───── ENTRIES SHOWN ─────

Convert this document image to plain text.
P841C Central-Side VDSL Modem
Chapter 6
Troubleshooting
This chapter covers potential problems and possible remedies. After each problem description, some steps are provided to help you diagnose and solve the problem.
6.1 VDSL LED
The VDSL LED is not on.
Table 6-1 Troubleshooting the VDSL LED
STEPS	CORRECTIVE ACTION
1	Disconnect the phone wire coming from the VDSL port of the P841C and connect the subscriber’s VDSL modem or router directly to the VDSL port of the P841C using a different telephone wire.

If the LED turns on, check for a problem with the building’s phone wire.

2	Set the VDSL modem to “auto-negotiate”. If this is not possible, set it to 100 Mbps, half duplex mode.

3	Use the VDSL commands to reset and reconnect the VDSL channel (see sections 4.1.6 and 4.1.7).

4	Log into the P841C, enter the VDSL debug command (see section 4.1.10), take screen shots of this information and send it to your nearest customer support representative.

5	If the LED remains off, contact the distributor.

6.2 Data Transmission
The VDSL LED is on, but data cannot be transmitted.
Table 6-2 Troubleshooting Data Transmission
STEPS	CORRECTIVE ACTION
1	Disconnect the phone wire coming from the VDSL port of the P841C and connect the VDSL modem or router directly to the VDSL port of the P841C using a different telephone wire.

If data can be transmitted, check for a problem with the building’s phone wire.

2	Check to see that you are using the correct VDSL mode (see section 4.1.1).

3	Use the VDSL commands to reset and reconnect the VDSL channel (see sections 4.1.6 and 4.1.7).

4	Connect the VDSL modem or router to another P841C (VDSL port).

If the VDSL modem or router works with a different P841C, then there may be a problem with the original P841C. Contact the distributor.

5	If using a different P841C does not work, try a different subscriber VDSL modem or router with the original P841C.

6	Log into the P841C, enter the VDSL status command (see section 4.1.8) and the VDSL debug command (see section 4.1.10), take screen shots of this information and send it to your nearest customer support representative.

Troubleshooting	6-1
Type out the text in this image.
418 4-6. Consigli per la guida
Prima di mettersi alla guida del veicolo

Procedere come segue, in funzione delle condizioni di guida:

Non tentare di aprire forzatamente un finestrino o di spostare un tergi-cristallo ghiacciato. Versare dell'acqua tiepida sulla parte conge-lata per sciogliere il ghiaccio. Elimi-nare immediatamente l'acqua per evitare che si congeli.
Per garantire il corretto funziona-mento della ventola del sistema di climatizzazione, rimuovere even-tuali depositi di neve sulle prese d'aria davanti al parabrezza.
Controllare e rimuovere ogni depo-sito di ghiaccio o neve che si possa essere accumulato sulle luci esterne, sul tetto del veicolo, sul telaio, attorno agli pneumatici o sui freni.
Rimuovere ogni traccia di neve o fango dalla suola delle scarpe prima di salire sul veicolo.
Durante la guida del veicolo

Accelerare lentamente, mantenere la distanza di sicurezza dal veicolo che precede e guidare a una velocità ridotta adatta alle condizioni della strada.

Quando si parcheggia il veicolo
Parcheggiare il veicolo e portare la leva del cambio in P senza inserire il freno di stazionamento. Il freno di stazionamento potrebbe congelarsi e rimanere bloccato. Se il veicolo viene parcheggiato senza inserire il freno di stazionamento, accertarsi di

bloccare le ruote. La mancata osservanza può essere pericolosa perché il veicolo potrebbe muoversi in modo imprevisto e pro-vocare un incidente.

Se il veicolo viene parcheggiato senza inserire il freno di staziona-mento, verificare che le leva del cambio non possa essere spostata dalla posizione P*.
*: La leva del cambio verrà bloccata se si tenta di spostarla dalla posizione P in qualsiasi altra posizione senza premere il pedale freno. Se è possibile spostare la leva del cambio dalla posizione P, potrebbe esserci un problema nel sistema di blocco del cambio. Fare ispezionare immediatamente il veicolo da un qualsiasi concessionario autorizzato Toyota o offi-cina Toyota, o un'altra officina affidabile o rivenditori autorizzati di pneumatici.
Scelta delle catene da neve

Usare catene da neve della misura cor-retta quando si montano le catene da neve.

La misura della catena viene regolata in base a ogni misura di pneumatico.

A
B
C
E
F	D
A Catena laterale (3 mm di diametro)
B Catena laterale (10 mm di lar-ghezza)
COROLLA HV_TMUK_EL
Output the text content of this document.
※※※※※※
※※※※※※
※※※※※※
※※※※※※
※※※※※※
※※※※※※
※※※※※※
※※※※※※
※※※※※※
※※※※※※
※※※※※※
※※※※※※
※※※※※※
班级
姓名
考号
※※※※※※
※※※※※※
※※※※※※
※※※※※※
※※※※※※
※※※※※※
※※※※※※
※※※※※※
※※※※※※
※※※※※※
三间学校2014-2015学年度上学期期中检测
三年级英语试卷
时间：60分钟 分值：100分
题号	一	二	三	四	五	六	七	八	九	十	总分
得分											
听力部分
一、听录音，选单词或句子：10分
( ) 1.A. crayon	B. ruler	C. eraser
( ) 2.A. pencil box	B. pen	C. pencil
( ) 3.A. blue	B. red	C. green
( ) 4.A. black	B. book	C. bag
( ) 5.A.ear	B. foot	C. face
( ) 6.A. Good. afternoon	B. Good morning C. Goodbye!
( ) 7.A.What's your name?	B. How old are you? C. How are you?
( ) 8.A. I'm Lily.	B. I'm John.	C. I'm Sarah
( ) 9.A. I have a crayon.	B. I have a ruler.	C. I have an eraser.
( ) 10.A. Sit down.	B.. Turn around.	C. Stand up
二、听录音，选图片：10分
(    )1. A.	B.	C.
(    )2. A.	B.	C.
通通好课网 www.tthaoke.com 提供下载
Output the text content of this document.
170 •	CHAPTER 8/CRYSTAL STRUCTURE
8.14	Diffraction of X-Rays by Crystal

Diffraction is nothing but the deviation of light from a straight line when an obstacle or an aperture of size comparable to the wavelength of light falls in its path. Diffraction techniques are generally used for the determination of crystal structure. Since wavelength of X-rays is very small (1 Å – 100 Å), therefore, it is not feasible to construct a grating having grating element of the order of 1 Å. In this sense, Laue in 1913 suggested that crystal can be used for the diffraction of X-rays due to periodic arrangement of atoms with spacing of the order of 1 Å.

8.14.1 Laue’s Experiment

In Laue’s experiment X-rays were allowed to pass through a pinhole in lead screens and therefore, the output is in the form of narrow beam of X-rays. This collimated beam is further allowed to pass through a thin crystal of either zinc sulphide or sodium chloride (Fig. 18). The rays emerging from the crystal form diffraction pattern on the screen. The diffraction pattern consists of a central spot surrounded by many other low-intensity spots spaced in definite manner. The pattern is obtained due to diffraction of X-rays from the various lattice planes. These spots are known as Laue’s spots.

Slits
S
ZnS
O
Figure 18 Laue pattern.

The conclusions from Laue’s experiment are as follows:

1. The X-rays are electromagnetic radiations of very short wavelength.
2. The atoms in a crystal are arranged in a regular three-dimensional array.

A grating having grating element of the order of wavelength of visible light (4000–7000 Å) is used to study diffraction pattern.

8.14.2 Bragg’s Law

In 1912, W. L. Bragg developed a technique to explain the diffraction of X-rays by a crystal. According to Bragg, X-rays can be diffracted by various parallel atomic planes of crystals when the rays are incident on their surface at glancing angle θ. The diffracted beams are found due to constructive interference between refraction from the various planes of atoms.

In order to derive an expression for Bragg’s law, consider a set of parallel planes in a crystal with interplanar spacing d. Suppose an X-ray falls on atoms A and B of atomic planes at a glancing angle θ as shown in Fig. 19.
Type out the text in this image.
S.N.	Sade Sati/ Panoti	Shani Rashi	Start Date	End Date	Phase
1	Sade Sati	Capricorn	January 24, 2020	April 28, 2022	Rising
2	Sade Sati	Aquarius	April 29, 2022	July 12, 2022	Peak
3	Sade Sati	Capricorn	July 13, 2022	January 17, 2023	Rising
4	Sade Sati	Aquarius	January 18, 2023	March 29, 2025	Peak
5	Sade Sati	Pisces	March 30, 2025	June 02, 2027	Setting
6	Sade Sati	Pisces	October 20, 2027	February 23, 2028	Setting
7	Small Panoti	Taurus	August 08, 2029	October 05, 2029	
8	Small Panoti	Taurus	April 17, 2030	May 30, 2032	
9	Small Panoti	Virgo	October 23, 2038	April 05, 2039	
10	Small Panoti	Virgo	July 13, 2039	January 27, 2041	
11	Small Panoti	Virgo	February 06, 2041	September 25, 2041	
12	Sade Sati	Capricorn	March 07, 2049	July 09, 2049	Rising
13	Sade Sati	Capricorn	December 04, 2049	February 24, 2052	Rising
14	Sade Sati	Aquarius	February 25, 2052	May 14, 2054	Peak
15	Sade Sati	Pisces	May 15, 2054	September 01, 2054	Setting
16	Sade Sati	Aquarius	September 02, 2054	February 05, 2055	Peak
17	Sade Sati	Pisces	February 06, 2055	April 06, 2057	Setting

─────

**WHAT THE TASK REQUIRES:** Each line in the entries above that includes the string "ruler" should be extracted.

**REPLY TO THE EXERCISE:**
( ) 1.A. crayon	B. ruler	C. eraser
( ) 9.A. I have a crayon.	B. I have a ruler.	C. I have an eraser.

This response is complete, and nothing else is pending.